## SET PROBLEM:
Using the listing below, copy every line that mentions "发展有赖于新技术的普及".

## STORED RECORDS:
>>>

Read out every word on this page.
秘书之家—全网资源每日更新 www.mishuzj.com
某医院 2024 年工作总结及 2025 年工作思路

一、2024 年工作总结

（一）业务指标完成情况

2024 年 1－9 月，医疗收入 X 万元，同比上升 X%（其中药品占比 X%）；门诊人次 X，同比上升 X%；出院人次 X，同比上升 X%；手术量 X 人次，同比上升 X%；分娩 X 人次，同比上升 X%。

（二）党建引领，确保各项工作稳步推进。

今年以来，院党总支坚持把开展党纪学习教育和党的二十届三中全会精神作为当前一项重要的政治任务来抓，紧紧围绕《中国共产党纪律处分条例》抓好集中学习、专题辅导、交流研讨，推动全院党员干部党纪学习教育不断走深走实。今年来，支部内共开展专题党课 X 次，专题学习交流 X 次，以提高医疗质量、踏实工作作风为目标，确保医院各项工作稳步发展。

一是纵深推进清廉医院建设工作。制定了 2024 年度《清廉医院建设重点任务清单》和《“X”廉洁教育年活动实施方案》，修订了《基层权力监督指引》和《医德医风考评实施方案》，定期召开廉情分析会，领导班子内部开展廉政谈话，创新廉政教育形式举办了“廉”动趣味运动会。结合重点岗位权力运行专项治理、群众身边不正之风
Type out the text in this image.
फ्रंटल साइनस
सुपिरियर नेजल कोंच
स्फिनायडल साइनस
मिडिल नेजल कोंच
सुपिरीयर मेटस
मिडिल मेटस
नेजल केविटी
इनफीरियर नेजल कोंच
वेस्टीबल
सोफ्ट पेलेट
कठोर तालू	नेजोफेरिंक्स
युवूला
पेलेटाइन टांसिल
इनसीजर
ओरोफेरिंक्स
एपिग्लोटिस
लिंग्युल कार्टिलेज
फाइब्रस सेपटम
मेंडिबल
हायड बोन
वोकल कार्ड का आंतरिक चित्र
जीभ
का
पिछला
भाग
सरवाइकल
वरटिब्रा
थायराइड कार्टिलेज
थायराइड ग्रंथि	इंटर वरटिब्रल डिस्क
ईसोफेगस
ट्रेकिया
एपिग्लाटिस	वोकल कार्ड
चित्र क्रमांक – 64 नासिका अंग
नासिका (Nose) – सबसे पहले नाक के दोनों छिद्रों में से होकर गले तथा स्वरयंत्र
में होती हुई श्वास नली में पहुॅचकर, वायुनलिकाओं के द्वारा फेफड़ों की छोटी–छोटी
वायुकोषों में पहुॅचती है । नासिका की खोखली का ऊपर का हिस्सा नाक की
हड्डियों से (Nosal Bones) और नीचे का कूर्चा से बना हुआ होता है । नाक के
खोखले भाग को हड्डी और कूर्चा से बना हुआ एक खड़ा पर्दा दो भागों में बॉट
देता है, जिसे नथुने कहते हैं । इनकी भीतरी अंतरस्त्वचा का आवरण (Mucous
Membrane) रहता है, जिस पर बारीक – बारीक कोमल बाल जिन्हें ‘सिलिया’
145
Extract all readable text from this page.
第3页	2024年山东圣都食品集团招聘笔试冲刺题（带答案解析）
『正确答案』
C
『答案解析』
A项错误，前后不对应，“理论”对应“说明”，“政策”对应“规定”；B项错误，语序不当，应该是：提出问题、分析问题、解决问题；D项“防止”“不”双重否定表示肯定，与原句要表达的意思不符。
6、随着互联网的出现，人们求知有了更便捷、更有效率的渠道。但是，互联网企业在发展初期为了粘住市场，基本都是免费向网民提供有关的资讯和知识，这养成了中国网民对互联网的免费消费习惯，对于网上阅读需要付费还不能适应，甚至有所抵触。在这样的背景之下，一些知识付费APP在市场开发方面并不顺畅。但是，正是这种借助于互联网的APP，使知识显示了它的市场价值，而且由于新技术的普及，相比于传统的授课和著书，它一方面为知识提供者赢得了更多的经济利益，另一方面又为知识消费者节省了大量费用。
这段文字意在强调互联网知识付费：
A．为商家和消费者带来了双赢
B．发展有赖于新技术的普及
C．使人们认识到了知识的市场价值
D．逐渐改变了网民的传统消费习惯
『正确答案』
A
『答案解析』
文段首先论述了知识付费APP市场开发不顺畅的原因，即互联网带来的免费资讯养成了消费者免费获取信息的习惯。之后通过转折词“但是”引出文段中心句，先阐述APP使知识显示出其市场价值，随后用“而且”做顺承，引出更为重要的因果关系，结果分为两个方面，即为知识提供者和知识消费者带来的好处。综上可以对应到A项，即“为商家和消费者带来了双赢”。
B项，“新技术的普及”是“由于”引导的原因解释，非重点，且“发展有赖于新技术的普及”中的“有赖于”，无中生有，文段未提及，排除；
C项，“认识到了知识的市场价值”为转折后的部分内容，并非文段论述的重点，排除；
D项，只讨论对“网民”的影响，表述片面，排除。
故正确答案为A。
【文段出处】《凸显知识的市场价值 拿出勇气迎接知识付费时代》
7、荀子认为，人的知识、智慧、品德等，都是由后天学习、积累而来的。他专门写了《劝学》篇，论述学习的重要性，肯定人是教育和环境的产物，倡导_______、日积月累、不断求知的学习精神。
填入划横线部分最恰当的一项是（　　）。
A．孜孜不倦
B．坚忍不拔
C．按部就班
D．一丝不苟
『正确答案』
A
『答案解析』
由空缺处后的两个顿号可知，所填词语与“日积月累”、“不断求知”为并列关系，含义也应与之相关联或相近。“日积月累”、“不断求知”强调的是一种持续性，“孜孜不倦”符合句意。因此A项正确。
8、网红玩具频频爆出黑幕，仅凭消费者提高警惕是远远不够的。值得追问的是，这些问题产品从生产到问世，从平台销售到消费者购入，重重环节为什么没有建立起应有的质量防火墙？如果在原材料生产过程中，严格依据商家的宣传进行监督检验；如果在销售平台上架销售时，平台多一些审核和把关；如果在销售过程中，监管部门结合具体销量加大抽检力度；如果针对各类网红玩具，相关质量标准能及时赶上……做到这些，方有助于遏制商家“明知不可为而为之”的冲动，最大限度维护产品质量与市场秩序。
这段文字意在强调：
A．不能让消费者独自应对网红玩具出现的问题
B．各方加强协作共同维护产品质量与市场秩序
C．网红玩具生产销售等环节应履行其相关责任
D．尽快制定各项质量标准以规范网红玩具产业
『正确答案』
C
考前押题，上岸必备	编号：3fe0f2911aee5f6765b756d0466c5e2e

<<<

## PROBLEM SOLUTION:
B．发展有赖于新技术的普及
B项，“新技术的普及”是“由于”引导的原因解释，非重点，且“发展有赖于新技术的普及”中的“有赖于”，无中生有，文段未提及，排除；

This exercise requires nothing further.